INSTRUCTIONS FOR THE TASK:
Reproduce every entry below precisely. Pictures are excluded from the copy.

Figure record extracts:
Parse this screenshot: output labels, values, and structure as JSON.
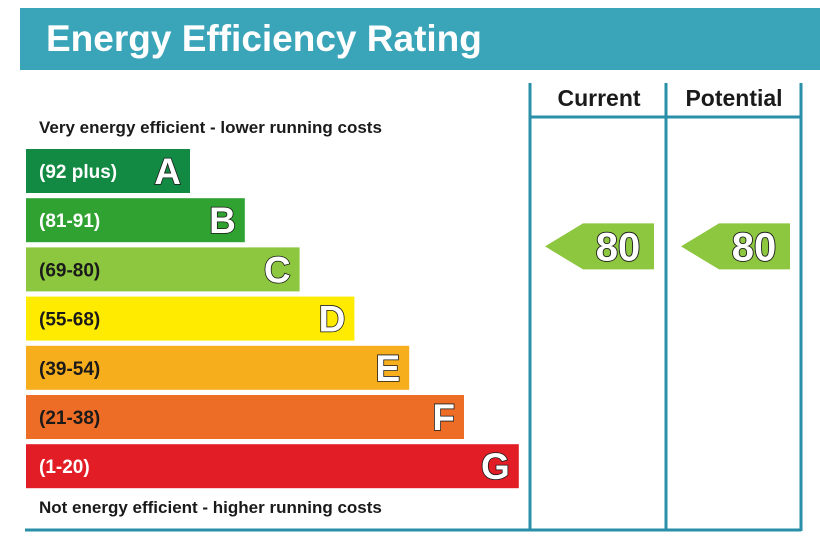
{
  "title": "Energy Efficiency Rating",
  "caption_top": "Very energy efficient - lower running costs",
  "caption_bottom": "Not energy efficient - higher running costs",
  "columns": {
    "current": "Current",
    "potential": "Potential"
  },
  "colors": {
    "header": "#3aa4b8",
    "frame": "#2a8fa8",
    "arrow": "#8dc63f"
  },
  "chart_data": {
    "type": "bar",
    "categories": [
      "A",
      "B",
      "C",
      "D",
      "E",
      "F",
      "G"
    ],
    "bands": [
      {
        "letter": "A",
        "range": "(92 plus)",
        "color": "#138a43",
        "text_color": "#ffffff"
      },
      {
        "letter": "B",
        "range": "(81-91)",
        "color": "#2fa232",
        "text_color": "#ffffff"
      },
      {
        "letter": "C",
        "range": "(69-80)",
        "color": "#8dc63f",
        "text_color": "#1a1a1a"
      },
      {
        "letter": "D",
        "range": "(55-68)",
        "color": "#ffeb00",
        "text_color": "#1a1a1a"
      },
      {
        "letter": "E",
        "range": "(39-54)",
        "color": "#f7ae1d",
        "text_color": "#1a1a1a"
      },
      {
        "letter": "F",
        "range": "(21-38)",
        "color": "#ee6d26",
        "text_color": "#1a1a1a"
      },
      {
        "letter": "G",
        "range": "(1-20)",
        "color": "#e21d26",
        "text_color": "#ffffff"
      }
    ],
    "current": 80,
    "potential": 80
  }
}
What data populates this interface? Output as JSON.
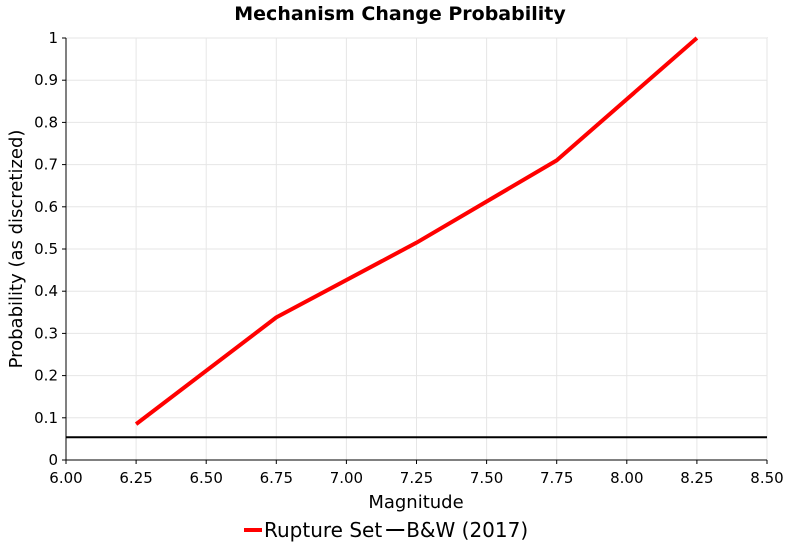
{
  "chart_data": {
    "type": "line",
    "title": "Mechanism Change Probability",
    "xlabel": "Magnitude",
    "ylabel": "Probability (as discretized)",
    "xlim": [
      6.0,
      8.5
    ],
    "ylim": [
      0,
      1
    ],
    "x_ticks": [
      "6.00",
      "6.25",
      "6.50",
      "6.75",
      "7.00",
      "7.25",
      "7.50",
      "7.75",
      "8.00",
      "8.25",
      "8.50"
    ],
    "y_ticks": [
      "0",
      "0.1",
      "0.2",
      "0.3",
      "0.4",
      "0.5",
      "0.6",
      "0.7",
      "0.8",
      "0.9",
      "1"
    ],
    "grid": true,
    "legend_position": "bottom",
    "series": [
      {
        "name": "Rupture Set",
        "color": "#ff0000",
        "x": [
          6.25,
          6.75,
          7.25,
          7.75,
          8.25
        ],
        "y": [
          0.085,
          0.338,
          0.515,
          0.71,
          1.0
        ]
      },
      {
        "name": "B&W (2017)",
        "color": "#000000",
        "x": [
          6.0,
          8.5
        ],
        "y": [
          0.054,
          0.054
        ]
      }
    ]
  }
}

EXERCISE ANSWER:
Parse this screenshot: output labels, values, and structure as JSON.
{
  "title": "Energy Efficiency Rating",
  "caption_top": "Very energy efficient - lower running costs",
  "caption_bottom": "Not energy efficient - higher running costs",
  "columns": {
    "current": "Current",
    "potential": "Potential"
  },
  "colors": {
    "header": "#3aa4b8",
    "frame": "#2a8fa8",
    "arrow": "#8dc63f"
  },
  "chart_data": {
    "type": "bar",
    "categories": [
      "A",
      "B",
      "C",
      "D",
      "E",
      "F",
      "G"
    ],
    "bands": [
      {
        "letter": "A",
        "range": "(92 plus)",
        "color": "#138a43",
        "text_color": "#ffffff"
      },
      {
        "letter": "B",
        "range": "(81-91)",
        "color": "#2fa232",
        "text_color": "#ffffff"
      },
      {
        "letter": "C",
        "range": "(69-80)",
        "color": "#8dc63f",
        "text_color": "#1a1a1a"
      },
      {
        "letter": "D",
        "range": "(55-68)",
        "color": "#ffeb00",
        "text_color": "#1a1a1a"
      },
      {
        "letter": "E",
        "range": "(39-54)",
        "color": "#f7ae1d",
        "text_color": "#1a1a1a"
      },
      {
        "letter": "F",
        "range": "(21-38)",
        "color": "#ee6d26",
        "text_color": "#1a1a1a"
      },
      {
        "letter": "G",
        "range": "(1-20)",
        "color": "#e21d26",
        "text_color": "#ffffff"
      }
    ],
    "current": 80,
    "potential": 80
  }
}
What data populates this interface? Output as JSON.
{
  "chart_data": {
    "type": "line",
    "title": "Mechanism Change Probability",
    "xlabel": "Magnitude",
    "ylabel": "Probability (as discretized)",
    "xlim": [
      6.0,
      8.5
    ],
    "ylim": [
      0,
      1
    ],
    "x_ticks": [
      "6.00",
      "6.25",
      "6.50",
      "6.75",
      "7.00",
      "7.25",
      "7.50",
      "7.75",
      "8.00",
      "8.25",
      "8.50"
    ],
    "y_ticks": [
      "0",
      "0.1",
      "0.2",
      "0.3",
      "0.4",
      "0.5",
      "0.6",
      "0.7",
      "0.8",
      "0.9",
      "1"
    ],
    "grid": true,
    "legend_position": "bottom",
    "series": [
      {
        "name": "Rupture Set",
        "color": "#ff0000",
        "x": [
          6.25,
          6.75,
          7.25,
          7.75,
          8.25
        ],
        "y": [
          0.085,
          0.338,
          0.515,
          0.71,
          1.0
        ]
      },
      {
        "name": "B&W (2017)",
        "color": "#000000",
        "x": [
          6.0,
          8.5
        ],
        "y": [
          0.054,
          0.054
        ]
      }
    ]
  }
}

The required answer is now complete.